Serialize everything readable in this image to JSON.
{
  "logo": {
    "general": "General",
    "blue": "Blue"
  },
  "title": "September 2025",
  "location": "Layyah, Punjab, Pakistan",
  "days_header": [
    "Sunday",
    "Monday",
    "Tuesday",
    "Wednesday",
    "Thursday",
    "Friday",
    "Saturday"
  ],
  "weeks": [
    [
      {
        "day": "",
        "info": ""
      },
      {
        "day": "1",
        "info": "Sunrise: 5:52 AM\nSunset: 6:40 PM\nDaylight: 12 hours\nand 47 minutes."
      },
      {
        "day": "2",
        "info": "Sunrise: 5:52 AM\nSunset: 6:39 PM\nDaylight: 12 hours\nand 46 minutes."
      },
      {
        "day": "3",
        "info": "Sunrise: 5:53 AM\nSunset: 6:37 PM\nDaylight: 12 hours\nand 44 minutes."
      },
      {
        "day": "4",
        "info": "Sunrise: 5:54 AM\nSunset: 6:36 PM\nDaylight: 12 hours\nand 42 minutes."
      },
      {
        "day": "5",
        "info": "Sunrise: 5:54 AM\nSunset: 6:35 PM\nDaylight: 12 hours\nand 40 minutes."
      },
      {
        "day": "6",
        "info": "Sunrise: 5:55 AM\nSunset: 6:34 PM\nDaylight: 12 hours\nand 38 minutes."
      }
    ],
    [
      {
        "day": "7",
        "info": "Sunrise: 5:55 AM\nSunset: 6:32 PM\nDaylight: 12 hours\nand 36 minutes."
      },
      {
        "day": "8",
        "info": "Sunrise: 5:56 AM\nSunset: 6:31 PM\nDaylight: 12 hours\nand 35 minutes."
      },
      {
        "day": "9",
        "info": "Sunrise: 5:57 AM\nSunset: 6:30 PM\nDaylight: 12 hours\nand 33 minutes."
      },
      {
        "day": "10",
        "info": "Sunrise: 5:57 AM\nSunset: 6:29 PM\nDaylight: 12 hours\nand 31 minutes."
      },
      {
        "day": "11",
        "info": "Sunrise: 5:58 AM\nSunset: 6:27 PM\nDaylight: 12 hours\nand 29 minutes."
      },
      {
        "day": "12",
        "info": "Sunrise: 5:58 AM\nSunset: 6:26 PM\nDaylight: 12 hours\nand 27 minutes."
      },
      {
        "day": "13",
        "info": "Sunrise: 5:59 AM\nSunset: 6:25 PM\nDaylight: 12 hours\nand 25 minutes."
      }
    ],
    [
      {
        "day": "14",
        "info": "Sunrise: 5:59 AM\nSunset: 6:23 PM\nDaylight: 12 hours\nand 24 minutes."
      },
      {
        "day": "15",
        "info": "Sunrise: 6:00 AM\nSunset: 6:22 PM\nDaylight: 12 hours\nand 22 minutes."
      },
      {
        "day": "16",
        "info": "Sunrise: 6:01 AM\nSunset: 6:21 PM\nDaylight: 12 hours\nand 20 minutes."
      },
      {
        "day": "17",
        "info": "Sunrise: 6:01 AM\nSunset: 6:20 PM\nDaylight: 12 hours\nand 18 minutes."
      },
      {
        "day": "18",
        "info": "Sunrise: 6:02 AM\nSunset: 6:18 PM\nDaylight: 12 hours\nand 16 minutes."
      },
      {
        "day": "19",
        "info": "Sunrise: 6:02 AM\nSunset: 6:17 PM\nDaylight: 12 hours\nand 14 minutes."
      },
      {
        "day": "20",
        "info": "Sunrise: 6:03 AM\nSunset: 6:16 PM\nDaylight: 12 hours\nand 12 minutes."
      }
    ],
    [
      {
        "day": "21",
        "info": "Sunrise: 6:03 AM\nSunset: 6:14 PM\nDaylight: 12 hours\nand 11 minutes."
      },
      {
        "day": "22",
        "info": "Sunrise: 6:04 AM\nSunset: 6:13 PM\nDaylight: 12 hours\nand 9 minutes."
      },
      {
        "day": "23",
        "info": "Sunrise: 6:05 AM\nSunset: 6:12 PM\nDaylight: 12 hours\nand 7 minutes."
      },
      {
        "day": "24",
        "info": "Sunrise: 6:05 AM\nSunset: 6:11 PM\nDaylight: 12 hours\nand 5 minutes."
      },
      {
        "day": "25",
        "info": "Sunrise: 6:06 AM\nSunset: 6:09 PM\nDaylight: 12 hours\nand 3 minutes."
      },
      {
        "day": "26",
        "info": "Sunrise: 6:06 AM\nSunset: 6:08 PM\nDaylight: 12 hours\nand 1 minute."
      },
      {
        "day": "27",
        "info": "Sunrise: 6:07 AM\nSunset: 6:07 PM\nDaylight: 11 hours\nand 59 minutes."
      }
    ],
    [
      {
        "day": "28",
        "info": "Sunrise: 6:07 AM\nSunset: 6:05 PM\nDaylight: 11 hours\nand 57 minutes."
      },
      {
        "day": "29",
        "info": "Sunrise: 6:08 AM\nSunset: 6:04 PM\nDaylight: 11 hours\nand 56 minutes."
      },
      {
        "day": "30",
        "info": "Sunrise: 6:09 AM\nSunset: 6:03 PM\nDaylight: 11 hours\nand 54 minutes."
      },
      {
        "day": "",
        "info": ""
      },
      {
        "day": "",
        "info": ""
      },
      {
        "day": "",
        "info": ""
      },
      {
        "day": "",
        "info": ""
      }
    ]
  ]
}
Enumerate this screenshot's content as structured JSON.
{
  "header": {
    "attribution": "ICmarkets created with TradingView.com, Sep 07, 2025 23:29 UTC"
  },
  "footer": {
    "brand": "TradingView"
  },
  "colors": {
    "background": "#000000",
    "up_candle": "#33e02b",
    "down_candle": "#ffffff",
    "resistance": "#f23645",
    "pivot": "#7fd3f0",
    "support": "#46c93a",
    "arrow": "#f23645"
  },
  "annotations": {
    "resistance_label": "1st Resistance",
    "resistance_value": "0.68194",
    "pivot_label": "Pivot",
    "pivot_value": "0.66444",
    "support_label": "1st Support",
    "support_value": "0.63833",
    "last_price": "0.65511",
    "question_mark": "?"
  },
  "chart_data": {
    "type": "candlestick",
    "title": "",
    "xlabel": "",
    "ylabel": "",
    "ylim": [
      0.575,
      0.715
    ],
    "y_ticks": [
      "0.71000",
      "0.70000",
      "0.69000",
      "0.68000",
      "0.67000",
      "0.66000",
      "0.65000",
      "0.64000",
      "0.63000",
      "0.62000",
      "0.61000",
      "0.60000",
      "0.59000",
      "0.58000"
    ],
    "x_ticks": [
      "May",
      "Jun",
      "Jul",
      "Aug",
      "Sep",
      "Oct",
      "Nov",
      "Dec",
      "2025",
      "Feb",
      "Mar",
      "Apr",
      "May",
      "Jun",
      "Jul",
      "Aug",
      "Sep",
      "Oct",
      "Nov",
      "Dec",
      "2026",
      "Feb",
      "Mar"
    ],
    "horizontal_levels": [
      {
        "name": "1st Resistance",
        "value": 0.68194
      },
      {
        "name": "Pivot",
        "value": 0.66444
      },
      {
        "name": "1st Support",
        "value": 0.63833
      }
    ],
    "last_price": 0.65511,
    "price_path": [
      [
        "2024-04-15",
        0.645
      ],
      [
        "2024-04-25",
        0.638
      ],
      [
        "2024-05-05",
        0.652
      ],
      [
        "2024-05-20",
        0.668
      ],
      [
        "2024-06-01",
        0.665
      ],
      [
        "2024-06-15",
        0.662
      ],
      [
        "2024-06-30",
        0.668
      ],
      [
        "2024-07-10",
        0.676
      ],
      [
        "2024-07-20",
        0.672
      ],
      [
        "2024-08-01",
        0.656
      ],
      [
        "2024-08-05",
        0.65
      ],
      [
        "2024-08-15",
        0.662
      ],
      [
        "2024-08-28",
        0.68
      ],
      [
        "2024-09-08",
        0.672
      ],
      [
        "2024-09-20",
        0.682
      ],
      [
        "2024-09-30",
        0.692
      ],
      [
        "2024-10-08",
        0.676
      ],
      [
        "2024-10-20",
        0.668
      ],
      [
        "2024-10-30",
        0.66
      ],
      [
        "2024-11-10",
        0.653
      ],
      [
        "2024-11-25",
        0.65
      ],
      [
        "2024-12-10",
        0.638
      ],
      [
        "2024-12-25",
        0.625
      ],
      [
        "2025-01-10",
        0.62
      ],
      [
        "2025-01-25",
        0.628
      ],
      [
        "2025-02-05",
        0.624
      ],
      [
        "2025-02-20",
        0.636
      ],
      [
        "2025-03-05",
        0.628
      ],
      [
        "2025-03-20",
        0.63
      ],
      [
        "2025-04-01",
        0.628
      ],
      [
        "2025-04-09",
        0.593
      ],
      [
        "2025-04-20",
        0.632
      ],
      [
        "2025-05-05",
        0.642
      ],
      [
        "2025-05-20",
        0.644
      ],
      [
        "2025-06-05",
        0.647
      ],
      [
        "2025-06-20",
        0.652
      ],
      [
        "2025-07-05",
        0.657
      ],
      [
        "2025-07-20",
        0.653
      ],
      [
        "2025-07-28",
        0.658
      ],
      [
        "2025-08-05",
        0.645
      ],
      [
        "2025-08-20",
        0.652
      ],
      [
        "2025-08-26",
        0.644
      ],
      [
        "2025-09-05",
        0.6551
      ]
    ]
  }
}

- _EXERCISE GOAL_
From the data above, copy each line where the string "this" appears.

- _CORRECT RESULT_
Serialize everything readable in this image to JSON.
Enumerate this screenshot's content as structured JSON.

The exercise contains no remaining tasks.